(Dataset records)
<<<<

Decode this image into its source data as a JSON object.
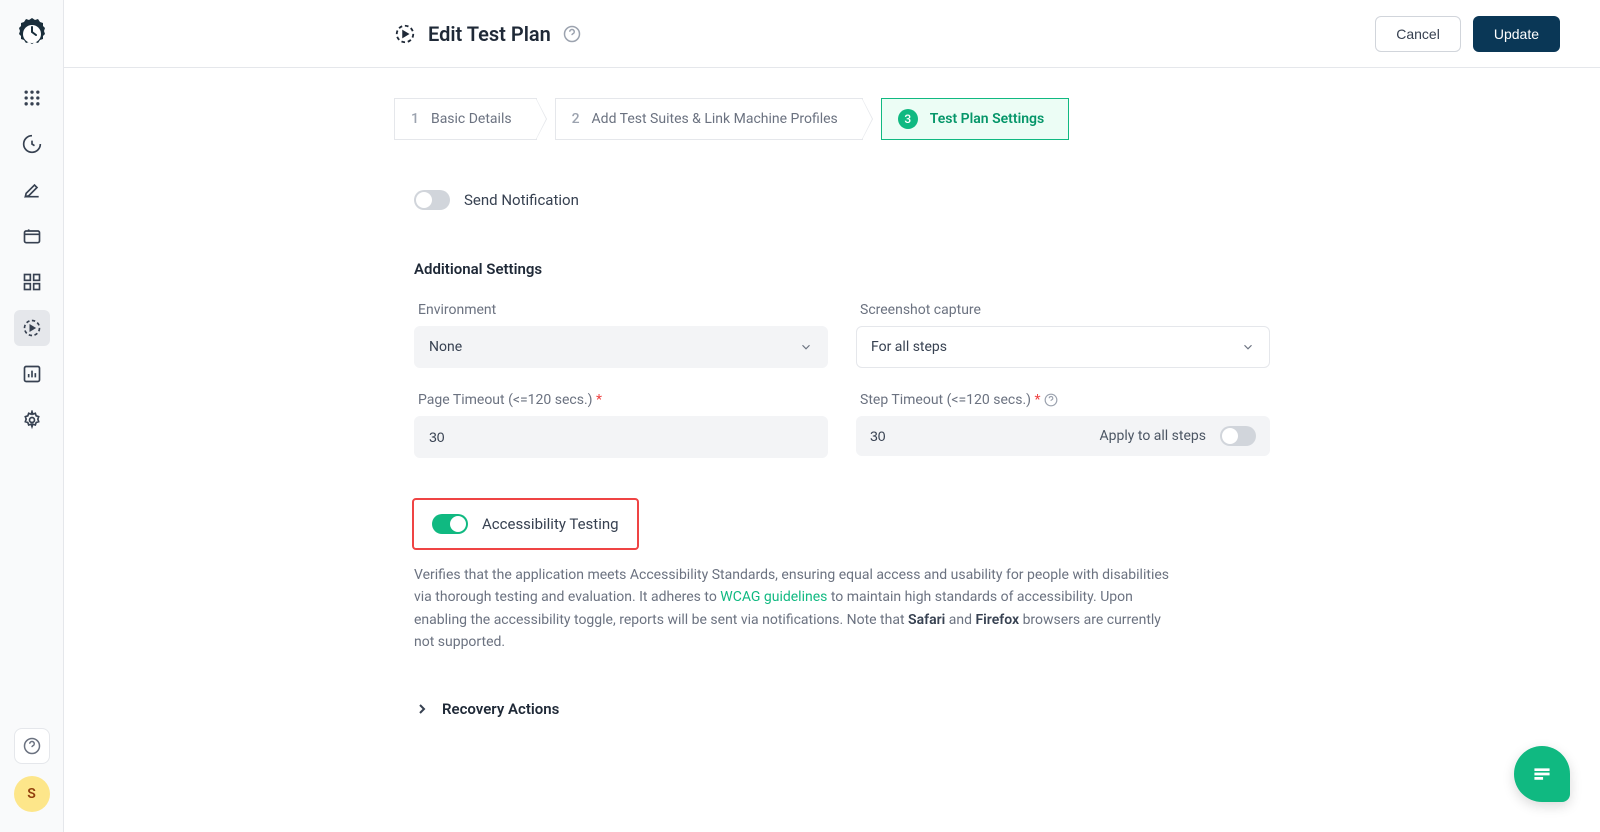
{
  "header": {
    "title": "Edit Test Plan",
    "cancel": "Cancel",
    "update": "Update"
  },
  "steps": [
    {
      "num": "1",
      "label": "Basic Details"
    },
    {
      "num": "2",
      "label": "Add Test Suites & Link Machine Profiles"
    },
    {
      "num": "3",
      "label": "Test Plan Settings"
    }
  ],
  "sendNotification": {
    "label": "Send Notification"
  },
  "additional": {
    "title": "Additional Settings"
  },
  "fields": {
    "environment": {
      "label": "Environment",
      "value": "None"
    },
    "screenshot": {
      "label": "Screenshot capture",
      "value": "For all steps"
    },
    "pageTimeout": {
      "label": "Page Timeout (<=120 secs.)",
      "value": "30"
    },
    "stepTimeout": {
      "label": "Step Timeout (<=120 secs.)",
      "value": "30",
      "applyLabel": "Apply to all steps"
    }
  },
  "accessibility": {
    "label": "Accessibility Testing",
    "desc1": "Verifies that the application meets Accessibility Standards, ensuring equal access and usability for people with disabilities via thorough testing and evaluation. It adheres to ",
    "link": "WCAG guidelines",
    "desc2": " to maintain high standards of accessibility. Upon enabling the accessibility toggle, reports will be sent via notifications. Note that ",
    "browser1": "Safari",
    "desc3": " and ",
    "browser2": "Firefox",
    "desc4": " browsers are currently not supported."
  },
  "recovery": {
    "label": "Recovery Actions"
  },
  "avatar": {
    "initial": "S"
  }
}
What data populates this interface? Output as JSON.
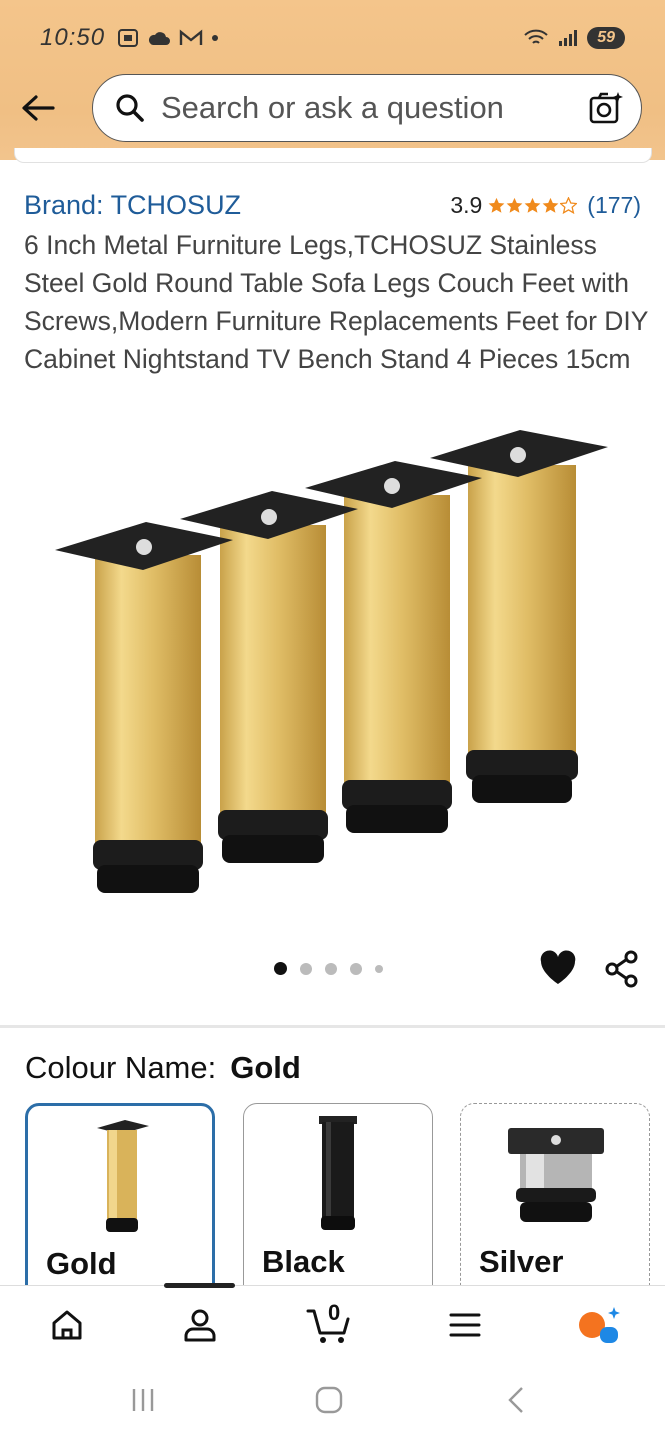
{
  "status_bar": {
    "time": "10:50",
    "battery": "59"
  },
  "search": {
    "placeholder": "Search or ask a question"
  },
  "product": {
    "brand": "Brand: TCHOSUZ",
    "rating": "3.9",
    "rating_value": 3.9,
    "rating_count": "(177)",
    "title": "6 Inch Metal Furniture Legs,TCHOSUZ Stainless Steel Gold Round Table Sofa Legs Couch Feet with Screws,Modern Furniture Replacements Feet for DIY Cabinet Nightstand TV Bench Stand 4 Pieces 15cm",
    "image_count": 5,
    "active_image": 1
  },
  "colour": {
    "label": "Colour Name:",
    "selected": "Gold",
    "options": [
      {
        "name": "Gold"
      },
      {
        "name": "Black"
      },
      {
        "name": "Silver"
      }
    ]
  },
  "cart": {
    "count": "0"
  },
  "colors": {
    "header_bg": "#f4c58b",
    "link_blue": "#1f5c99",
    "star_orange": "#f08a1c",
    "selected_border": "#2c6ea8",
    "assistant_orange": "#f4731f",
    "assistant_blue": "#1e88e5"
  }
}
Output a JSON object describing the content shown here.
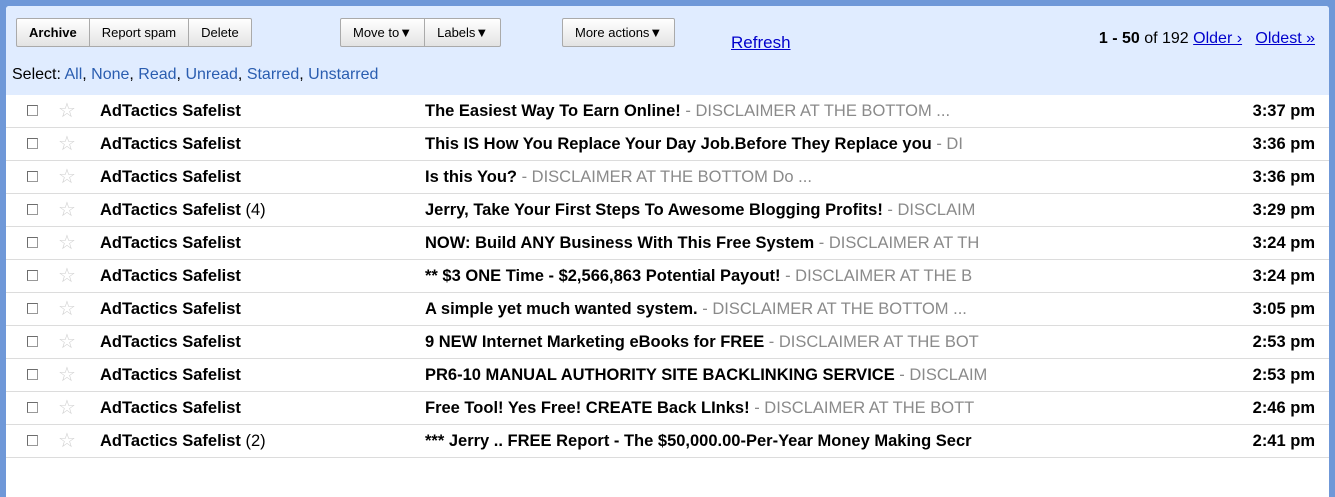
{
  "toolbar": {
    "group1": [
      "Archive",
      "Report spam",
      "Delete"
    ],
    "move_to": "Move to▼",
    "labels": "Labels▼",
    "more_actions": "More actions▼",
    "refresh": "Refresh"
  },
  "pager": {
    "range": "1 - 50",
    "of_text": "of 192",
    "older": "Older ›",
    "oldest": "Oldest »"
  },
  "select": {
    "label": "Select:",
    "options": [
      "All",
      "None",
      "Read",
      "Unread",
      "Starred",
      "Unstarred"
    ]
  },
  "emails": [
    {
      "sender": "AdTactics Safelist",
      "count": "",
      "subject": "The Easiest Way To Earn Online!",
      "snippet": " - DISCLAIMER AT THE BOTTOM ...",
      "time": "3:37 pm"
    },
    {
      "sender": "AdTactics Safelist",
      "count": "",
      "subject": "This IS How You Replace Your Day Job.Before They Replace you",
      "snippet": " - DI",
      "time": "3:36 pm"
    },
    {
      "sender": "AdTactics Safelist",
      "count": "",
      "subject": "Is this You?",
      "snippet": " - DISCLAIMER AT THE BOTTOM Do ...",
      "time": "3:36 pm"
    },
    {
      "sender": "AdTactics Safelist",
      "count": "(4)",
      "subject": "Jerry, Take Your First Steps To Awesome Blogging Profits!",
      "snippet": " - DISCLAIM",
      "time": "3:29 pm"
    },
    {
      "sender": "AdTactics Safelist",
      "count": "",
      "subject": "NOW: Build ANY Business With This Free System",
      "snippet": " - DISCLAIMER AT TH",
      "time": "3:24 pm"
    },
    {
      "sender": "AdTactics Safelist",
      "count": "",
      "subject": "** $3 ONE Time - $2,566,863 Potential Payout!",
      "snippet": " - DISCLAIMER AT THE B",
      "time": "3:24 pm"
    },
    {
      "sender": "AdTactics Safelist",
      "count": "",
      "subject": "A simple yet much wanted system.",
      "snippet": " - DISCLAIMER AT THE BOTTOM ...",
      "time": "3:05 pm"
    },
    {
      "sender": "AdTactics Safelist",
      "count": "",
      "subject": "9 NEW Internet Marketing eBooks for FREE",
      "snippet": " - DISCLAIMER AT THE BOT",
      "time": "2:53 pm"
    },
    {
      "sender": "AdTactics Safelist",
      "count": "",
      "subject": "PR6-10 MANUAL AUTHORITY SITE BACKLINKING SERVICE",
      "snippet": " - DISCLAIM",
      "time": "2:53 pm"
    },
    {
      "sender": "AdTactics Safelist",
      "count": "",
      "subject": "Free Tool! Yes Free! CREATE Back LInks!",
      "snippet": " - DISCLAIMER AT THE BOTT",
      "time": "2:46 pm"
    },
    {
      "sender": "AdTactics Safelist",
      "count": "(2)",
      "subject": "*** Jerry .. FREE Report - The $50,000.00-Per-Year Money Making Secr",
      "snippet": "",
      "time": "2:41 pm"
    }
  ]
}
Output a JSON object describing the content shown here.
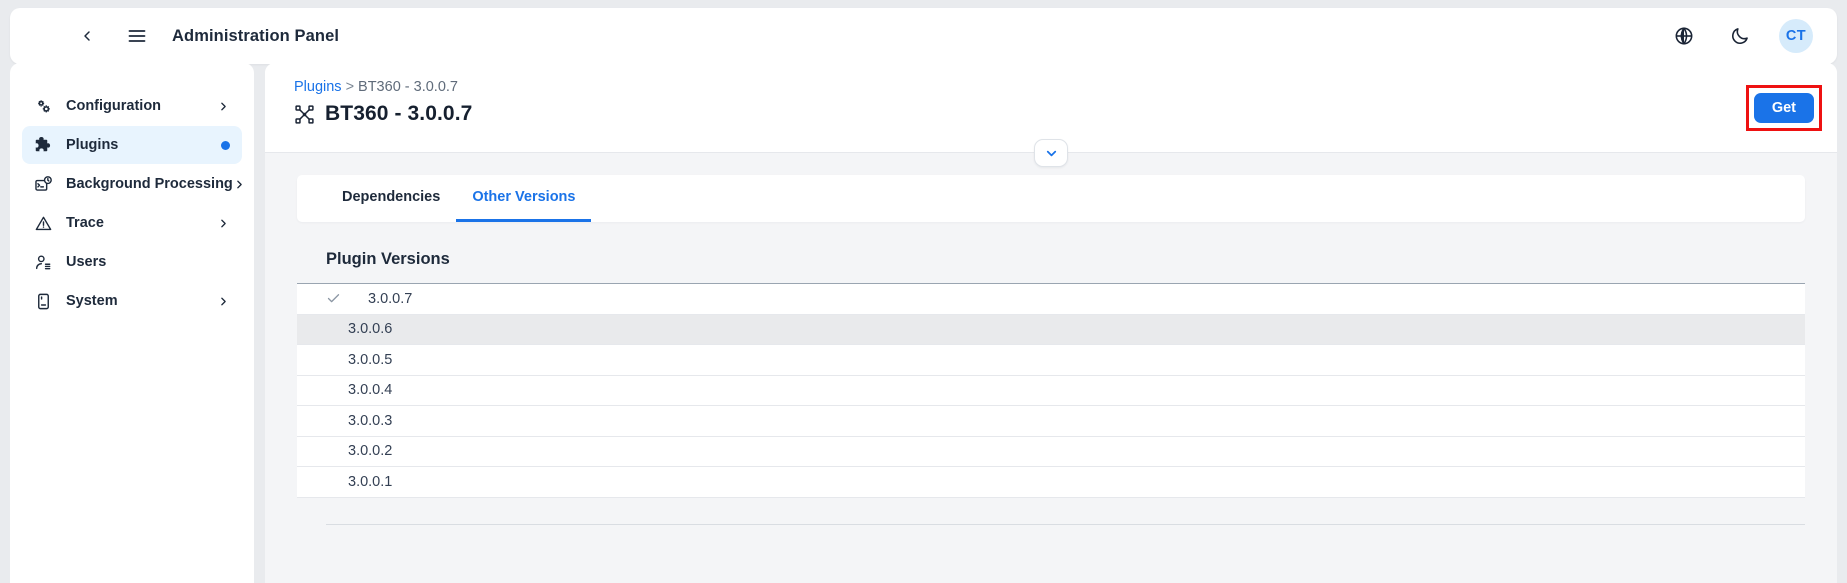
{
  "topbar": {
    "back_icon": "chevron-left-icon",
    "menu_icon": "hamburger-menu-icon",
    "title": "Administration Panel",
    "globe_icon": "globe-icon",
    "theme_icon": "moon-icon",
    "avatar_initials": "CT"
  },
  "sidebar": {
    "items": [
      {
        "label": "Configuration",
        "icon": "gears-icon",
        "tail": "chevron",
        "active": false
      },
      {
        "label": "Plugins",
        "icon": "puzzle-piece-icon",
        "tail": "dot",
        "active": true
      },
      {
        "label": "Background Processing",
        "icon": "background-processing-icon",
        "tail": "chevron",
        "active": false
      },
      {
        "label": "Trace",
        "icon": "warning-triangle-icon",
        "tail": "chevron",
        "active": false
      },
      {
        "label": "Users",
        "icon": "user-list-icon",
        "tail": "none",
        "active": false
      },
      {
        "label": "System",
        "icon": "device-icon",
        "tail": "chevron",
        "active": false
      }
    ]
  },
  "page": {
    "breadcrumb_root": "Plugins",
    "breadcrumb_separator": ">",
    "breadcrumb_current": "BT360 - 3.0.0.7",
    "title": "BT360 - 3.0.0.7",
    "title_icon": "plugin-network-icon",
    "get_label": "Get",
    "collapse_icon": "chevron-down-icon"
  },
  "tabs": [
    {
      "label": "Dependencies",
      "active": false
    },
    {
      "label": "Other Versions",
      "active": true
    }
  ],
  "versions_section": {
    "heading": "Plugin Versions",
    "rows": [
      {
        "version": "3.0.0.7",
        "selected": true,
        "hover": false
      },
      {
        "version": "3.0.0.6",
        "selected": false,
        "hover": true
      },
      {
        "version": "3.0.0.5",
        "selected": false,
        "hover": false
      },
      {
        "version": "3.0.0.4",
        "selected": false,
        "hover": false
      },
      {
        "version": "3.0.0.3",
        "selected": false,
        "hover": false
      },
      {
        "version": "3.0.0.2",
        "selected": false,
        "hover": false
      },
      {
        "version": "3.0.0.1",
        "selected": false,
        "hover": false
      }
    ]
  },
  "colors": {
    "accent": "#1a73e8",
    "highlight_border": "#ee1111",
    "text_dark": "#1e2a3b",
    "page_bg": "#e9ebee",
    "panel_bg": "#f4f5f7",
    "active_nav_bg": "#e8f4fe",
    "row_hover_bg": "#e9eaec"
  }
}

>>>>

The problem:
Out of the material above, select every line that holds the string "Plan".

Task result:
    "title": "Edit Test Plan",
      "label": "Test Plan Settings"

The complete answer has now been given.